### Task goal
Write out every entry word for word.

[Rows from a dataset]

● ● ●

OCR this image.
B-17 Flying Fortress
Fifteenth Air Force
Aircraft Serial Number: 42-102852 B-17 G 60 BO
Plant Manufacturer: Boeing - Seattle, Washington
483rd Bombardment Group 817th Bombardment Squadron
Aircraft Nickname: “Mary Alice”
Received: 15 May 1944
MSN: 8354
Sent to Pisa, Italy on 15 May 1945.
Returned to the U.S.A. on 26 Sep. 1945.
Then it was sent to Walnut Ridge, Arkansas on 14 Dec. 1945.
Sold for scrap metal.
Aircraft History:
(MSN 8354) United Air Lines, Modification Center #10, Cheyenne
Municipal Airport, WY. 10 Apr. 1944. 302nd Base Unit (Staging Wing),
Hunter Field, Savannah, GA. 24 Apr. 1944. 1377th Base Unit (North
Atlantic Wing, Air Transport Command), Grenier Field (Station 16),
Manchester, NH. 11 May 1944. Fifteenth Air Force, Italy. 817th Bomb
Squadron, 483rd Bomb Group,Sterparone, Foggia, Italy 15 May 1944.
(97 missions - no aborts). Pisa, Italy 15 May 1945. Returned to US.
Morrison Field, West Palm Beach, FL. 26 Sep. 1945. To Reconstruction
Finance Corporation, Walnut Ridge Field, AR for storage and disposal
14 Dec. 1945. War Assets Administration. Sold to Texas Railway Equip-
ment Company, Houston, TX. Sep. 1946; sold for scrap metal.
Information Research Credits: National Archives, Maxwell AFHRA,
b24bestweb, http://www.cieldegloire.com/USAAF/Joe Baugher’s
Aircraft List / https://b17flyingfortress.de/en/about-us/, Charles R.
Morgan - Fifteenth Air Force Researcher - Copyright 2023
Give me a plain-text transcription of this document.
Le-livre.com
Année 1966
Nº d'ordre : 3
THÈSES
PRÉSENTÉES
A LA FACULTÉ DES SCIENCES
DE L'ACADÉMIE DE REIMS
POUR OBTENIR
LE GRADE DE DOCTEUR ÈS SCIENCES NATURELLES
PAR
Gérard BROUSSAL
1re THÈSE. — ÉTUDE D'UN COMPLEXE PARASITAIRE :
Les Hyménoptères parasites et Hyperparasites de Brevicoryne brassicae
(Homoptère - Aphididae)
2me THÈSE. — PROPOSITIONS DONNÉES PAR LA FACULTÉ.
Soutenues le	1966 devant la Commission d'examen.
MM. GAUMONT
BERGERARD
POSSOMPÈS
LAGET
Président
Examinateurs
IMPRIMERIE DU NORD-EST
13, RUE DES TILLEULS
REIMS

● ● ●

### Exercise result
OCR this image.
B-17 Flying Fortress
Fifteenth Air Force
Aircraft Serial Number: 42-102852 B-17 G 60 BO
Plant Manufacturer: Boeing - Seattle, Washington
483rd Bombardment Group 817th Bombardment Squadron
Aircraft Nickname: “Mary Alice”
Received: 15 May 1944
MSN: 8354
Sent to Pisa, Italy on 15 May 1945.
Returned to the U.S.A. on 26 Sep. 1945.
Then it was sent to Walnut Ridge, Arkansas on 14 Dec. 1945.
Sold for scrap metal.
Aircraft History:
(MSN 8354) United Air Lines, Modification Center #10, Cheyenne
Municipal Airport, WY. 10 Apr. 1944. 302nd Base Unit (Staging Wing),
Hunter Field, Savannah, GA. 24 Apr. 1944. 1377th Base Unit (North
Atlantic Wing, Air Transport Command), Grenier Field (Station 16),
Manchester, NH. 11 May 1944. Fifteenth Air Force, Italy. 817th Bomb
Squadron, 483rd Bomb Group,Sterparone, Foggia, Italy 15 May 1944.
(97 missions - no aborts). Pisa, Italy 15 May 1945. Returned to US.
Morrison Field, West Palm Beach, FL. 26 Sep. 1945. To Reconstruction
Finance Corporation, Walnut Ridge Field, AR for storage and disposal
14 Dec. 1945. War Assets Administration. Sold to Texas Railway Equip-
ment Company, Houston, TX. Sep. 1946; sold for scrap metal.
Information Research Credits: National Archives, Maxwell AFHRA,
b24bestweb, http://www.cieldegloire.com/USAAF/Joe Baugher’s
Aircraft List / https://b17flyingfortress.de/en/about-us/, Charles R.
Morgan - Fifteenth Air Force Researcher - Copyright 2023
Give me a plain-text transcription of this document.
Le-livre.com
Année 1966
Nº d'ordre : 3
THÈSES
PRÉSENTÉES
A LA FACULTÉ DES SCIENCES
DE L'ACADÉMIE DE REIMS
POUR OBTENIR
LE GRADE DE DOCTEUR ÈS SCIENCES NATURELLES
PAR
Gérard BROUSSAL
1re THÈSE. — ÉTUDE D'UN COMPLEXE PARASITAIRE :
Les Hyménoptères parasites et Hyperparasites de Brevicoryne brassicae
(Homoptère - Aphididae)
2me THÈSE. — PROPOSITIONS DONNÉES PAR LA FACULTÉ.
Soutenues le	1966 devant la Commission d'examen.
MM. GAUMONT
BERGERARD
POSSOMPÈS
LAGET
Président
Examinateurs
IMPRIMERIE DU NORD-EST
13, RUE DES TILLEULS
REIMS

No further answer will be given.